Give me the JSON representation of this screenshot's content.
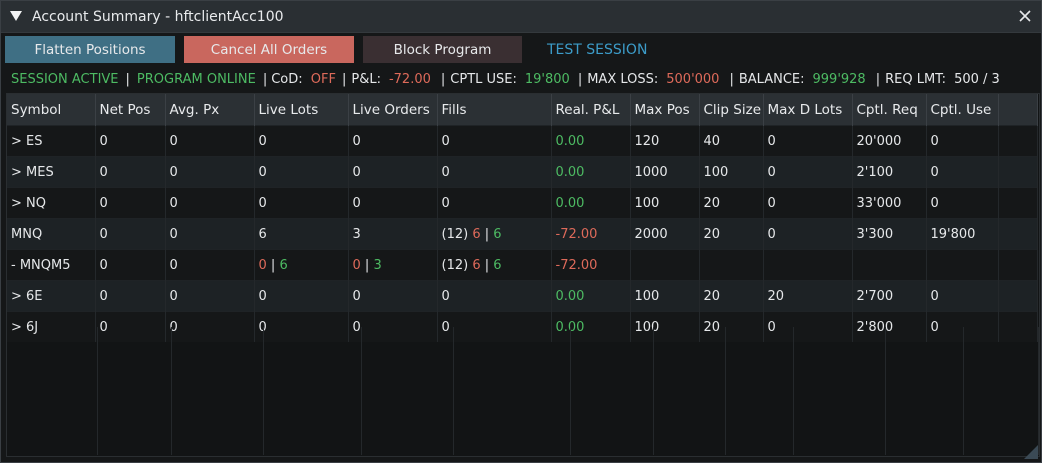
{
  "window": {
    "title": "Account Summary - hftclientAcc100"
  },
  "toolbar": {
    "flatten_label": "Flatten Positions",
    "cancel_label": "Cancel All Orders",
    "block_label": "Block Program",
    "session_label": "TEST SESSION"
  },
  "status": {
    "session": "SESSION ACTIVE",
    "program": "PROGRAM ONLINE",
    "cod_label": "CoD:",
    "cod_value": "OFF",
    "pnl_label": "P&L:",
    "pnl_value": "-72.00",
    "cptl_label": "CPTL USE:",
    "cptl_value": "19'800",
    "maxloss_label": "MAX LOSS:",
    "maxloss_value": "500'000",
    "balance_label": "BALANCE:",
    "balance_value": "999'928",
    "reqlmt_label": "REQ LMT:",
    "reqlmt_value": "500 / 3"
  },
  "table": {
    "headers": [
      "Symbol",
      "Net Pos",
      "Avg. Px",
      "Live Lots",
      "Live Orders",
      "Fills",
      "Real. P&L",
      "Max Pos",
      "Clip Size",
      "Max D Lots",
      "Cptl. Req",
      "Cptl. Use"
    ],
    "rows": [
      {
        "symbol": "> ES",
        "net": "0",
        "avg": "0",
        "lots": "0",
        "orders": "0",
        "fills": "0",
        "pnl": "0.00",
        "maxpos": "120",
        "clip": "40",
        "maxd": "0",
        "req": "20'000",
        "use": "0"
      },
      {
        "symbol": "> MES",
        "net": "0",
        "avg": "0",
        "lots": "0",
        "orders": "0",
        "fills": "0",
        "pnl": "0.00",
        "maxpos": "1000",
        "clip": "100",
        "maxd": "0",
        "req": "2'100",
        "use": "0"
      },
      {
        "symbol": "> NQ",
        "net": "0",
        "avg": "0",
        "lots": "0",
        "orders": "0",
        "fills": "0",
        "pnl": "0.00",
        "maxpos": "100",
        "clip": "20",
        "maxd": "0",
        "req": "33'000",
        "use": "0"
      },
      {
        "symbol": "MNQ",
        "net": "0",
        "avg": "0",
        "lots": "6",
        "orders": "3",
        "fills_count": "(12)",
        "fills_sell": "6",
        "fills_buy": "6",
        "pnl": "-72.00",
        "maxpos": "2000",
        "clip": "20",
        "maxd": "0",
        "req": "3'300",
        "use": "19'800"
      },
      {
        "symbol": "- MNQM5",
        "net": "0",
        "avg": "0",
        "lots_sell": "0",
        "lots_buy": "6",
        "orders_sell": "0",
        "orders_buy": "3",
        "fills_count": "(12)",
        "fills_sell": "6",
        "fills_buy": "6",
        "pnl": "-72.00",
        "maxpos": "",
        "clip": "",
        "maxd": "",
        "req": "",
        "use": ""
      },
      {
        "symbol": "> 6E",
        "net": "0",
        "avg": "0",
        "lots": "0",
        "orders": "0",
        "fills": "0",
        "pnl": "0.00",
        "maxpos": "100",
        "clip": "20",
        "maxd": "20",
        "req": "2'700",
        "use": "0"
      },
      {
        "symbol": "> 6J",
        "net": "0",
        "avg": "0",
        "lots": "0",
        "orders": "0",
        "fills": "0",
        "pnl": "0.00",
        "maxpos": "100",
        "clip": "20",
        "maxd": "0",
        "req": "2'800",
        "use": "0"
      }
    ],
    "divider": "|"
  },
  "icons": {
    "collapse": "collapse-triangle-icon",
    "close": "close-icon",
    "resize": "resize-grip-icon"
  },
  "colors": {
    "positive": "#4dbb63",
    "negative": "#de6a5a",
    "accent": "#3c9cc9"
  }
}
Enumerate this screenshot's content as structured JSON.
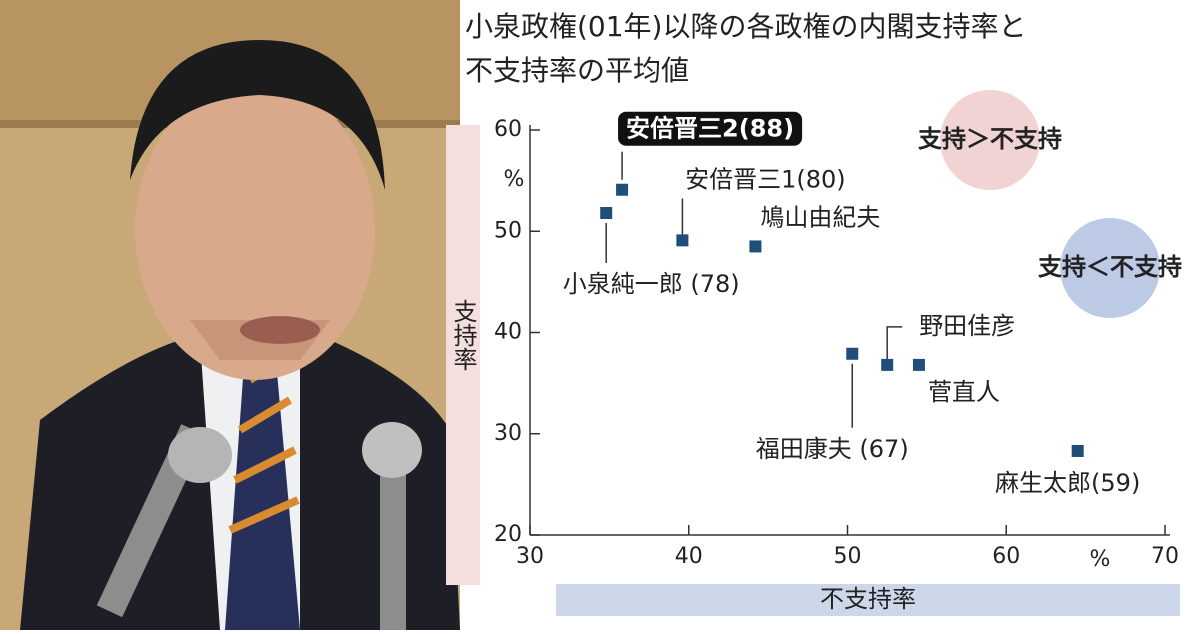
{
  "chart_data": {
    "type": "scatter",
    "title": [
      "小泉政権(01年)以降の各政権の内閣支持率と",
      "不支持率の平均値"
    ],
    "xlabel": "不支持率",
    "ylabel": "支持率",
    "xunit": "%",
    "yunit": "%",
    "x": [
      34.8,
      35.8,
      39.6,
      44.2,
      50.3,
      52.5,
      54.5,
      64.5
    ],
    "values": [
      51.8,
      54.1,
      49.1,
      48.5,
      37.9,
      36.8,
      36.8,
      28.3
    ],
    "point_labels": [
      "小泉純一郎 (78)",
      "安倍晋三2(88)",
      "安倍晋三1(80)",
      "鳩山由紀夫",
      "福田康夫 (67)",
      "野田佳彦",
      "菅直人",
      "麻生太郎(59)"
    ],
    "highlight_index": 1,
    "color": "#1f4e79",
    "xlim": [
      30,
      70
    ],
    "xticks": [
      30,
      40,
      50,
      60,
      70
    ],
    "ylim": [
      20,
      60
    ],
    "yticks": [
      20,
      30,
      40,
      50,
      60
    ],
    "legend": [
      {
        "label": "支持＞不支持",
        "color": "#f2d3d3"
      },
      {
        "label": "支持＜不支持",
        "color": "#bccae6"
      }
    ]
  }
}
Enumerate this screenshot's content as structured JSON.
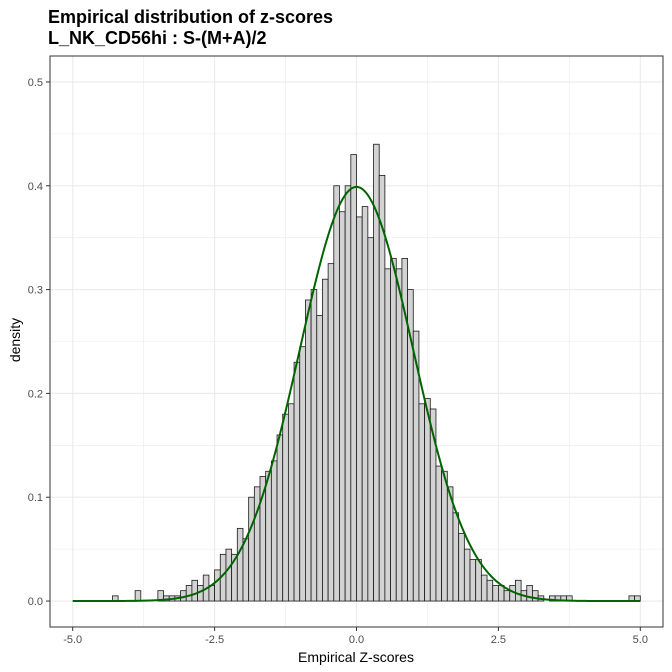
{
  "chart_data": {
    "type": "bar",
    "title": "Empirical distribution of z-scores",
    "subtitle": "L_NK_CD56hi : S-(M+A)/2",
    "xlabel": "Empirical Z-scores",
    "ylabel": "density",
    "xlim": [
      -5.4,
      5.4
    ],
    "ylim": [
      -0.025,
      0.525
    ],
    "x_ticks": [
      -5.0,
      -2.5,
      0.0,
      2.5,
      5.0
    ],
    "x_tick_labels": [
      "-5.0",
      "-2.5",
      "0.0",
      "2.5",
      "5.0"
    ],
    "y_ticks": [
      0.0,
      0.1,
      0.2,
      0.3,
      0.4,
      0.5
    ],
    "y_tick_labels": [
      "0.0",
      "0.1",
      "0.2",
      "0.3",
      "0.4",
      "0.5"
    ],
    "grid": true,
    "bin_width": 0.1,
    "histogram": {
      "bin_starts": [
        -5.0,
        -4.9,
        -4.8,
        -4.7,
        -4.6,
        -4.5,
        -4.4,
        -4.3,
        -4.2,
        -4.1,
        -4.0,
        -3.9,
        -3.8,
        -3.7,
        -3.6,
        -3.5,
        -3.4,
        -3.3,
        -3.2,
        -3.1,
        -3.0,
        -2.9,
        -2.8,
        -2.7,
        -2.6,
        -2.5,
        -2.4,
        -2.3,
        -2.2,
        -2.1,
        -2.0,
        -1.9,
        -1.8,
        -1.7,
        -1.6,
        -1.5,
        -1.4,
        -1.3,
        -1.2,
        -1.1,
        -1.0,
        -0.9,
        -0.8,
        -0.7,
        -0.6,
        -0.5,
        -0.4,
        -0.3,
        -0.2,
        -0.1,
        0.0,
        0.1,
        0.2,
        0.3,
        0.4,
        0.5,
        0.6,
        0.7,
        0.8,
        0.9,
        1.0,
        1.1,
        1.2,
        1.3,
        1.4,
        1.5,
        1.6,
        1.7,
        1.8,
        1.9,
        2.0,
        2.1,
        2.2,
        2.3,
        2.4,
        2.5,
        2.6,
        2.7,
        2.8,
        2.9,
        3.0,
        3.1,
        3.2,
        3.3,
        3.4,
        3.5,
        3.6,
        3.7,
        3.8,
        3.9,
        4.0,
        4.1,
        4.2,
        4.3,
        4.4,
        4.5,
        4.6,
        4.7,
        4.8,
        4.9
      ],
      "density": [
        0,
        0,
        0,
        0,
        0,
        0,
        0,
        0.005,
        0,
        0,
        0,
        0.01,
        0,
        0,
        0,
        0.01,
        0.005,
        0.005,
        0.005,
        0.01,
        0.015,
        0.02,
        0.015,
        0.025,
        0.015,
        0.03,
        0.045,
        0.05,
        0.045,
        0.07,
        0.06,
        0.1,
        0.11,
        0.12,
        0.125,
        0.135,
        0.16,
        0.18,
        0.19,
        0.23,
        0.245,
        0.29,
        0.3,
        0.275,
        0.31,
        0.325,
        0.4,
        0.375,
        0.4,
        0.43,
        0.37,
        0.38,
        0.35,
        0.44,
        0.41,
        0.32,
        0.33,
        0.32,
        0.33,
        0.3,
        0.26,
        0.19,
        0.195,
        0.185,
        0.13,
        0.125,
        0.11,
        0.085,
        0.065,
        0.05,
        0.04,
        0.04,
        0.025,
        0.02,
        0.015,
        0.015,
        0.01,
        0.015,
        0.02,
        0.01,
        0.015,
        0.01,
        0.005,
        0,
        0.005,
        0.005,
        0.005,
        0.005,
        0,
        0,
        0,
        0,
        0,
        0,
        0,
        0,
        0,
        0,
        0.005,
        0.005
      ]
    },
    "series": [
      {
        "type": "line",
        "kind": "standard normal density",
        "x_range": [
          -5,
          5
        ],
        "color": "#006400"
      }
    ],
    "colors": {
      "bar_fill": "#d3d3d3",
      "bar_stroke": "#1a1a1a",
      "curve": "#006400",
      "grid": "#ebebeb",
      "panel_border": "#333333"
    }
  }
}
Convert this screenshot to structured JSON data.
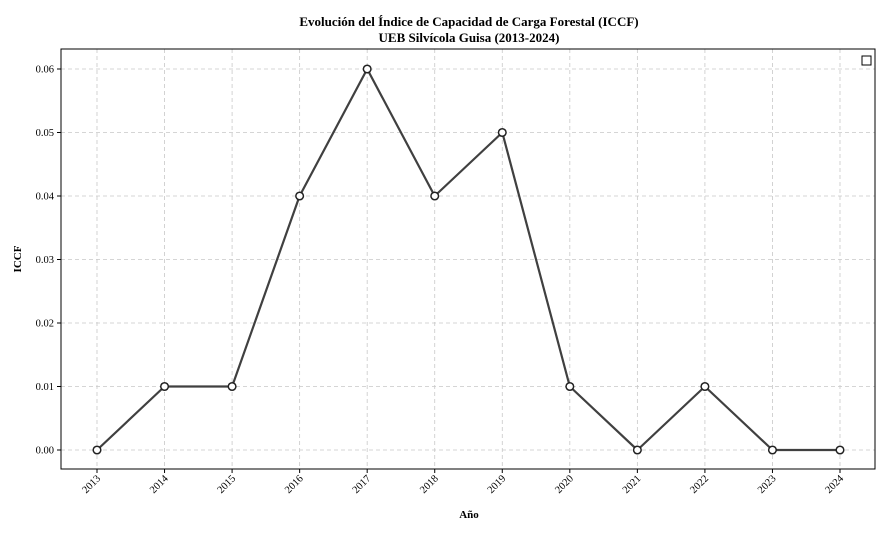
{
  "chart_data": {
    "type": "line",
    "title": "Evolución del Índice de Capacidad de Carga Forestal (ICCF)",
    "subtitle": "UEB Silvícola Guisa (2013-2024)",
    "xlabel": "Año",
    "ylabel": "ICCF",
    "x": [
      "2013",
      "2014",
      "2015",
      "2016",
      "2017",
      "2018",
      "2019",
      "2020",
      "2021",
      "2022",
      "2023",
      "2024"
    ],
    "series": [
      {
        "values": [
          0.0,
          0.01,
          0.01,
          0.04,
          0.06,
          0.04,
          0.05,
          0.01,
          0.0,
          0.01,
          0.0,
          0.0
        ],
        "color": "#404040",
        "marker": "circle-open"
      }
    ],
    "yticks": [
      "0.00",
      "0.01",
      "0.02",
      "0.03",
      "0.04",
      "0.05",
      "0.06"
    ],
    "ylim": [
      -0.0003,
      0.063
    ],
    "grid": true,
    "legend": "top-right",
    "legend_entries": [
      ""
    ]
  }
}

══════════

(Objective): Examine the data above and state how many of its lines contain the word "JSON", with no further remarks.

(Task output): 4